#### What is being asked:
Reproduce the listing below in full and without alteration, apart from its pictures.

#### Records shown:
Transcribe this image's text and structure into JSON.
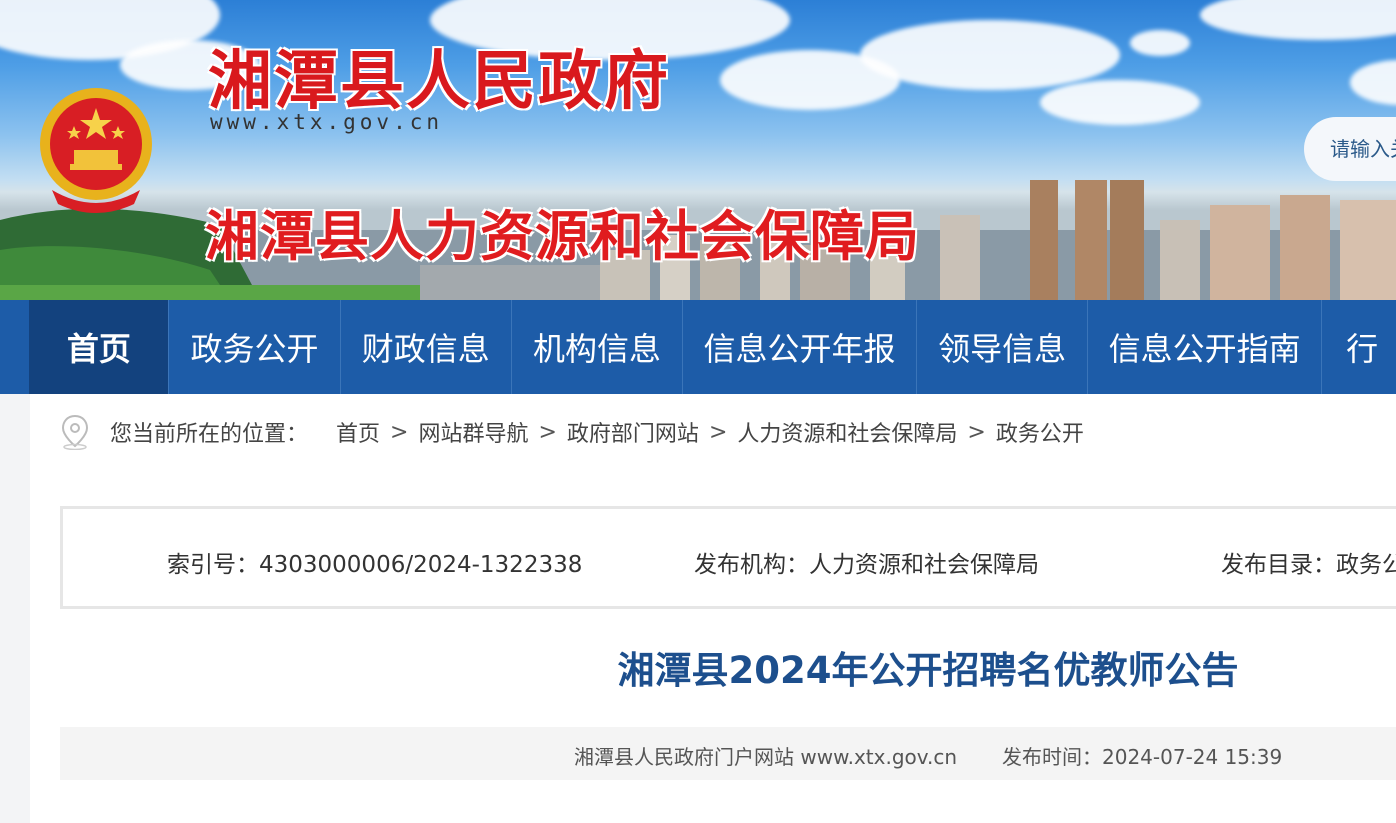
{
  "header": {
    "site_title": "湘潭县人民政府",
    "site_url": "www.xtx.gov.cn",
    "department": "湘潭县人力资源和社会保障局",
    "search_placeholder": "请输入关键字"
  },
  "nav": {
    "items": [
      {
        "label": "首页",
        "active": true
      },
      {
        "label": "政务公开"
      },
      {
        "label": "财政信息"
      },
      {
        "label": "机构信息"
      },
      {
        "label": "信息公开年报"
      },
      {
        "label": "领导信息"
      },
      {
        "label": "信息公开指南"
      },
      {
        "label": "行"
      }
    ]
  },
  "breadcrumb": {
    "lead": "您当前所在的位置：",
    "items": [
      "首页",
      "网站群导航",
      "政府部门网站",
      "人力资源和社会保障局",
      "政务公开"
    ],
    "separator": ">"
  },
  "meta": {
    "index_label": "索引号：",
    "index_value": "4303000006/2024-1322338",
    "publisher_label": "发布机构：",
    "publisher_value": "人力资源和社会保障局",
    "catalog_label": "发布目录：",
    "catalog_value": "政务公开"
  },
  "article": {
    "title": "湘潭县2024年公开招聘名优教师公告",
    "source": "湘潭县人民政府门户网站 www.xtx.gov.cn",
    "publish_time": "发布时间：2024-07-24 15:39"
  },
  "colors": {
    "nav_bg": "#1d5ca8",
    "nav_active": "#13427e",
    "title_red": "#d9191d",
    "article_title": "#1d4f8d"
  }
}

#### Written response:
Transcribe this image's text and structure into JSON.
{
  "header": {
    "site_title": "湘潭县人民政府",
    "site_url": "www.xtx.gov.cn",
    "department": "湘潭县人力资源和社会保障局",
    "search_placeholder": "请输入关键字"
  },
  "nav": {
    "items": [
      {
        "label": "首页",
        "active": true
      },
      {
        "label": "政务公开"
      },
      {
        "label": "财政信息"
      },
      {
        "label": "机构信息"
      },
      {
        "label": "信息公开年报"
      },
      {
        "label": "领导信息"
      },
      {
        "label": "信息公开指南"
      },
      {
        "label": "行"
      }
    ]
  },
  "breadcrumb": {
    "lead": "您当前所在的位置：",
    "items": [
      "首页",
      "网站群导航",
      "政府部门网站",
      "人力资源和社会保障局",
      "政务公开"
    ],
    "separator": ">"
  },
  "meta": {
    "index_label": "索引号：",
    "index_value": "4303000006/2024-1322338",
    "publisher_label": "发布机构：",
    "publisher_value": "人力资源和社会保障局",
    "catalog_label": "发布目录：",
    "catalog_value": "政务公开"
  },
  "article": {
    "title": "湘潭县2024年公开招聘名优教师公告",
    "source": "湘潭县人民政府门户网站 www.xtx.gov.cn",
    "publish_time": "发布时间：2024-07-24 15:39"
  },
  "colors": {
    "nav_bg": "#1d5ca8",
    "nav_active": "#13427e",
    "title_red": "#d9191d",
    "article_title": "#1d4f8d"
  }
}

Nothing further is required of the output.